What you will do: Locate every line in the material below that has the word "broken". Copy each of those lines.

Collected data:
|---|

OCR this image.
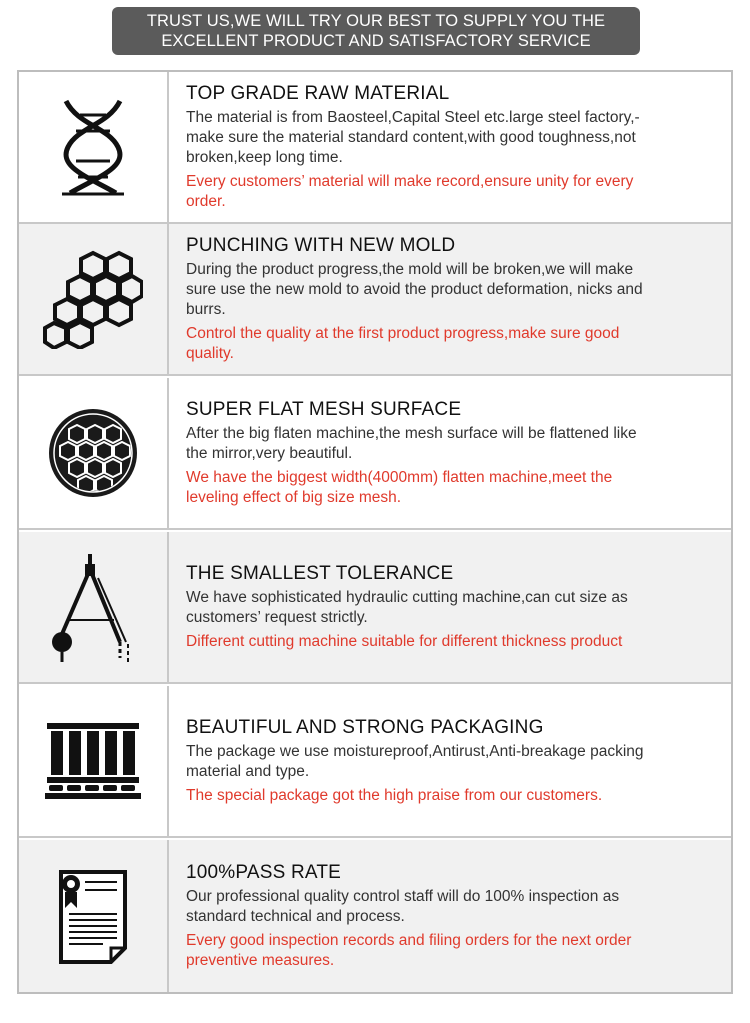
TRUST US,WE WILL TRY OUR BEST TO SUPPLY YOU THE
EXCELLENT PRODUCT AND SATISFACTORY SERVICE
TOP GRADE RAW MATERIAL
The material is from Baosteel,Capital Steel etc.large steel factory,-
make sure the material standard content,with good toughness,not
broken,keep long time.
Every customers’ material will make record,ensure unity for every
order.
PUNCHING WITH NEW MOLD
During the product progress,the mold will be broken,we will make
sure use the new mold to avoid the product deformation, nicks and
burrs.
Control the quality at the first product progress,make sure good
quality.
SUPER FLAT MESH SURFACE
After the big flaten machine,the mesh surface will be flattened like
the mirror,very beautiful.
We have the biggest width(4000mm) flatten machine,meet the
leveling effect of big size mesh.
THE SMALLEST TOLERANCE
We have sophisticated hydraulic cutting machine,can cut size as
customers’ request strictly.
Different cutting machine suitable for different thickness product
BEAUTIFUL AND STRONG PACKAGING
The package we use moistureproof,Antirust,Anti-breakage packing
material and type.
The special package got the high praise from our customers.
100%PASS RATE
Our professional quality control staff will do 100% inspection as
standard technical and process.
Every good inspection records and filing orders for the next order
preventive measures.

|---|

Result:
broken,keep long time.
During the product progress,the mold will be broken,we will make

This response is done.